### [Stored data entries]

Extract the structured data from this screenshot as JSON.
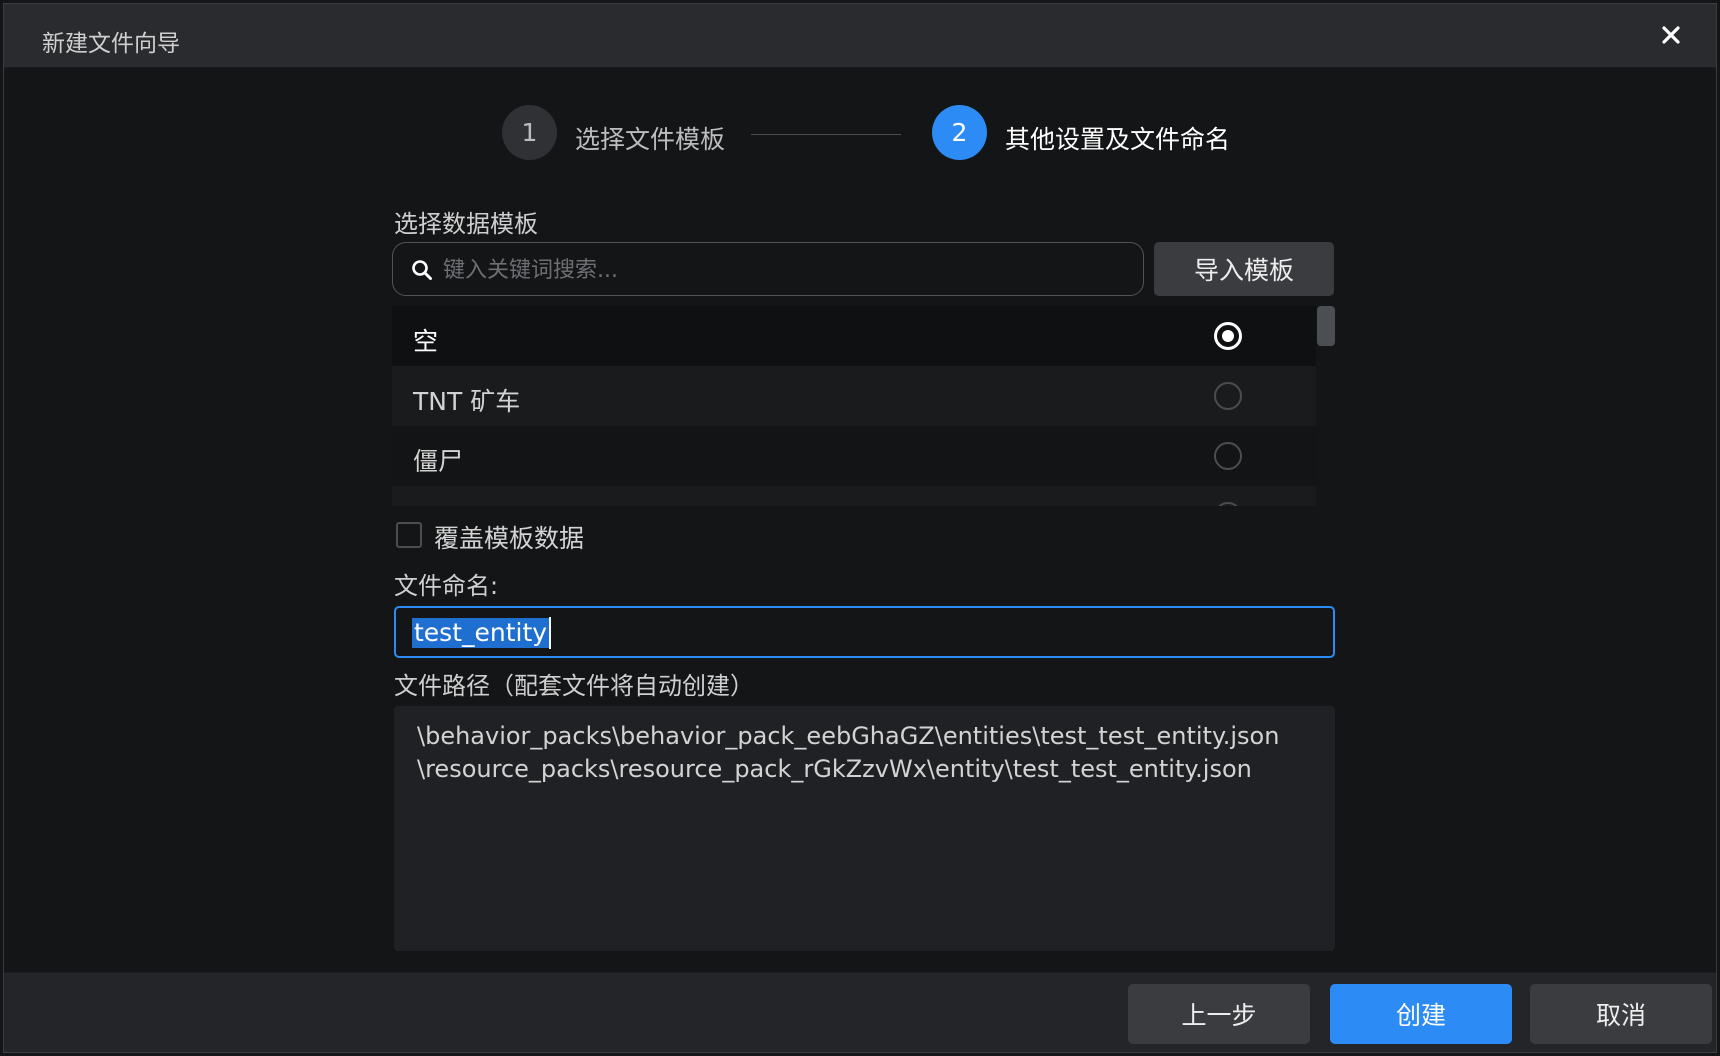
{
  "window": {
    "title": "新建文件向导"
  },
  "stepper": {
    "steps": [
      {
        "number": "1",
        "label": "选择文件模板",
        "state": "done"
      },
      {
        "number": "2",
        "label": "其他设置及文件命名",
        "state": "active"
      }
    ]
  },
  "template": {
    "label": "选择数据模板",
    "search_placeholder": "键入关键词搜索...",
    "import_button": "导入模板",
    "items": [
      {
        "name": "空",
        "selected": true
      },
      {
        "name": "TNT 矿车",
        "selected": false
      },
      {
        "name": "僵尸",
        "selected": false
      }
    ]
  },
  "override": {
    "label": "覆盖模板数据",
    "checked": false
  },
  "filename": {
    "label": "文件命名:",
    "value": "test_entity"
  },
  "filepath": {
    "label": "文件路径（配套文件将自动创建）",
    "lines": [
      "\\behavior_packs\\behavior_pack_eebGhaGZ\\entities\\test_test_entity.json",
      "\\resource_packs\\resource_pack_rGkZzvWx\\entity\\test_test_entity.json"
    ]
  },
  "footer": {
    "prev": "上一步",
    "create": "创建",
    "cancel": "取消"
  },
  "colors": {
    "accent": "#2d8bf5",
    "background": "#141517",
    "titlebar": "#2a2b2e"
  }
}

### [What needs to be done]
Report the number of lines that include the string "label"; return nothing but the count.

### [Reply]
6